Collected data
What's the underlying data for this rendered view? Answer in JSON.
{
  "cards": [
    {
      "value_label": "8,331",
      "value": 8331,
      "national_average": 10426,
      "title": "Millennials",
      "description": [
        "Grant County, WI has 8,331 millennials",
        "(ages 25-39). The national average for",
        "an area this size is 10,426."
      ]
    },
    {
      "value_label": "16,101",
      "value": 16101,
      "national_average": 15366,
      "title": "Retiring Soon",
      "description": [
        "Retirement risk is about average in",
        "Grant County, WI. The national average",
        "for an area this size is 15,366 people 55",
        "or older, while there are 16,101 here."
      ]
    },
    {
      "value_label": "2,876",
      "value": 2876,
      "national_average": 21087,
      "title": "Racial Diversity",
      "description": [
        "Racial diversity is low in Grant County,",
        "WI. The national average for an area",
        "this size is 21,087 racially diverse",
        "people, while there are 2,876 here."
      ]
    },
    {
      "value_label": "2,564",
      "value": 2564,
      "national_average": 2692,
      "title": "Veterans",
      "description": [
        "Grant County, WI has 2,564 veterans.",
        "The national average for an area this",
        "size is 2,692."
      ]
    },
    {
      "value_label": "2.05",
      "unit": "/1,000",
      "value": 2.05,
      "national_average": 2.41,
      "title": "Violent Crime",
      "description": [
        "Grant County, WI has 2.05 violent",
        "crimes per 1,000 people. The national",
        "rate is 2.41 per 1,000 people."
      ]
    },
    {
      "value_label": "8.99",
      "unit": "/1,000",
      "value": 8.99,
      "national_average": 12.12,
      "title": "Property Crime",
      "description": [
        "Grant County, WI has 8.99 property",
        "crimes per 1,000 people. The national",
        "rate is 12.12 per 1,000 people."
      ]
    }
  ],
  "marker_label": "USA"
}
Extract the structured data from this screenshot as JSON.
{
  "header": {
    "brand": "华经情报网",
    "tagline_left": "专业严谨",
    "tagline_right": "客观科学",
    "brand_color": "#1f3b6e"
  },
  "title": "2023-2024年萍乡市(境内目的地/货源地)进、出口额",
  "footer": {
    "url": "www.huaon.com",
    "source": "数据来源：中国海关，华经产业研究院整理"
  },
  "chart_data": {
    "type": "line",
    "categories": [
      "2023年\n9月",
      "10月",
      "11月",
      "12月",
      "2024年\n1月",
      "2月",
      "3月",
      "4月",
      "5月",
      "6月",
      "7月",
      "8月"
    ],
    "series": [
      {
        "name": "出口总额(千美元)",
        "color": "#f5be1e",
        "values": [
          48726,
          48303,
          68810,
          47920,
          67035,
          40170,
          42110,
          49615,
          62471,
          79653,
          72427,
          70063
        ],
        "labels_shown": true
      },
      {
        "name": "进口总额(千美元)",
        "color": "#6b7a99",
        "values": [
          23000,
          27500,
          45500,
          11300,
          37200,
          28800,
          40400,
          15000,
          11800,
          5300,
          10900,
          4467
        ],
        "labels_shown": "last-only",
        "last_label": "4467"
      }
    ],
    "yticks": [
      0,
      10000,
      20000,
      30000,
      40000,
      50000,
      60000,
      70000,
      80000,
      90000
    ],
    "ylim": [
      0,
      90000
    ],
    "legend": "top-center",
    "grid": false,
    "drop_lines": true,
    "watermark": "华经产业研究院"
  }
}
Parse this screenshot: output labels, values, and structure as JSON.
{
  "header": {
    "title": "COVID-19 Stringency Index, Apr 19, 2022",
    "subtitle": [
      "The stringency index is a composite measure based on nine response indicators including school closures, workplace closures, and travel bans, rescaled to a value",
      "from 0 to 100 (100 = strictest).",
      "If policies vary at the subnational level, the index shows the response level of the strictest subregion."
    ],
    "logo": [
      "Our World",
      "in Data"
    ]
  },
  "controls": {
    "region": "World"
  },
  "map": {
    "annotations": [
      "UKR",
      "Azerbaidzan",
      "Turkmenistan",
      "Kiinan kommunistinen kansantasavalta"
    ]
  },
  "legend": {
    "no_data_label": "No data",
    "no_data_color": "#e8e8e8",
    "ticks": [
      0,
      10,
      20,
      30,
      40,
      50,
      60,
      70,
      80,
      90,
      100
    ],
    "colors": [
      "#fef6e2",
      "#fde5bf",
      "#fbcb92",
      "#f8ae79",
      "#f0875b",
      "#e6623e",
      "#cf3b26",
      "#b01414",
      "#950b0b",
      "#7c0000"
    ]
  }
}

Exercise requirements. Copy the data above exactly. Every line must be included.

The solution.
What's the underlying data for this rendered view? Answer in JSON.
{
  "cards": [
    {
      "value_label": "8,331",
      "value": 8331,
      "national_average": 10426,
      "title": "Millennials",
      "description": [
        "Grant County, WI has 8,331 millennials",
        "(ages 25-39). The national average for",
        "an area this size is 10,426."
      ]
    },
    {
      "value_label": "16,101",
      "value": 16101,
      "national_average": 15366,
      "title": "Retiring Soon",
      "description": [
        "Retirement risk is about average in",
        "Grant County, WI. The national average",
        "for an area this size is 15,366 people 55",
        "or older, while there are 16,101 here."
      ]
    },
    {
      "value_label": "2,876",
      "value": 2876,
      "national_average": 21087,
      "title": "Racial Diversity",
      "description": [
        "Racial diversity is low in Grant County,",
        "WI. The national average for an area",
        "this size is 21,087 racially diverse",
        "people, while there are 2,876 here."
      ]
    },
    {
      "value_label": "2,564",
      "value": 2564,
      "national_average": 2692,
      "title": "Veterans",
      "description": [
        "Grant County, WI has 2,564 veterans.",
        "The national average for an area this",
        "size is 2,692."
      ]
    },
    {
      "value_label": "2.05",
      "unit": "/1,000",
      "value": 2.05,
      "national_average": 2.41,
      "title": "Violent Crime",
      "description": [
        "Grant County, WI has 2.05 violent",
        "crimes per 1,000 people. The national",
        "rate is 2.41 per 1,000 people."
      ]
    },
    {
      "value_label": "8.99",
      "unit": "/1,000",
      "value": 8.99,
      "national_average": 12.12,
      "title": "Property Crime",
      "description": [
        "Grant County, WI has 8.99 property",
        "crimes per 1,000 people. The national",
        "rate is 12.12 per 1,000 people."
      ]
    }
  ],
  "marker_label": "USA"
}
Extract the structured data from this screenshot as JSON.
{
  "header": {
    "brand": "华经情报网",
    "tagline_left": "专业严谨",
    "tagline_right": "客观科学",
    "brand_color": "#1f3b6e"
  },
  "title": "2023-2024年萍乡市(境内目的地/货源地)进、出口额",
  "footer": {
    "url": "www.huaon.com",
    "source": "数据来源：中国海关，华经产业研究院整理"
  },
  "chart_data": {
    "type": "line",
    "categories": [
      "2023年\n9月",
      "10月",
      "11月",
      "12月",
      "2024年\n1月",
      "2月",
      "3月",
      "4月",
      "5月",
      "6月",
      "7月",
      "8月"
    ],
    "series": [
      {
        "name": "出口总额(千美元)",
        "color": "#f5be1e",
        "values": [
          48726,
          48303,
          68810,
          47920,
          67035,
          40170,
          42110,
          49615,
          62471,
          79653,
          72427,
          70063
        ],
        "labels_shown": true
      },
      {
        "name": "进口总额(千美元)",
        "color": "#6b7a99",
        "values": [
          23000,
          27500,
          45500,
          11300,
          37200,
          28800,
          40400,
          15000,
          11800,
          5300,
          10900,
          4467
        ],
        "labels_shown": "last-only",
        "last_label": "4467"
      }
    ],
    "yticks": [
      0,
      10000,
      20000,
      30000,
      40000,
      50000,
      60000,
      70000,
      80000,
      90000
    ],
    "ylim": [
      0,
      90000
    ],
    "legend": "top-center",
    "grid": false,
    "drop_lines": true,
    "watermark": "华经产业研究院"
  }
}
Parse this screenshot: output labels, values, and structure as JSON.
{
  "header": {
    "title": "COVID-19 Stringency Index, Apr 19, 2022",
    "subtitle": [
      "The stringency index is a composite measure based on nine response indicators including school closures, workplace closures, and travel bans, rescaled to a value",
      "from 0 to 100 (100 = strictest).",
      "If policies vary at the subnational level, the index shows the response level of the strictest subregion."
    ],
    "logo": [
      "Our World",
      "in Data"
    ]
  },
  "controls": {
    "region": "World"
  },
  "map": {
    "annotations": [
      "UKR",
      "Azerbaidzan",
      "Turkmenistan",
      "Kiinan kommunistinen kansantasavalta"
    ]
  },
  "legend": {
    "no_data_label": "No data",
    "no_data_color": "#e8e8e8",
    "ticks": [
      0,
      10,
      20,
      30,
      40,
      50,
      60,
      70,
      80,
      90,
      100
    ],
    "colors": [
      "#fef6e2",
      "#fde5bf",
      "#fbcb92",
      "#f8ae79",
      "#f0875b",
      "#e6623e",
      "#cf3b26",
      "#b01414",
      "#950b0b",
      "#7c0000"
    ]
  }
}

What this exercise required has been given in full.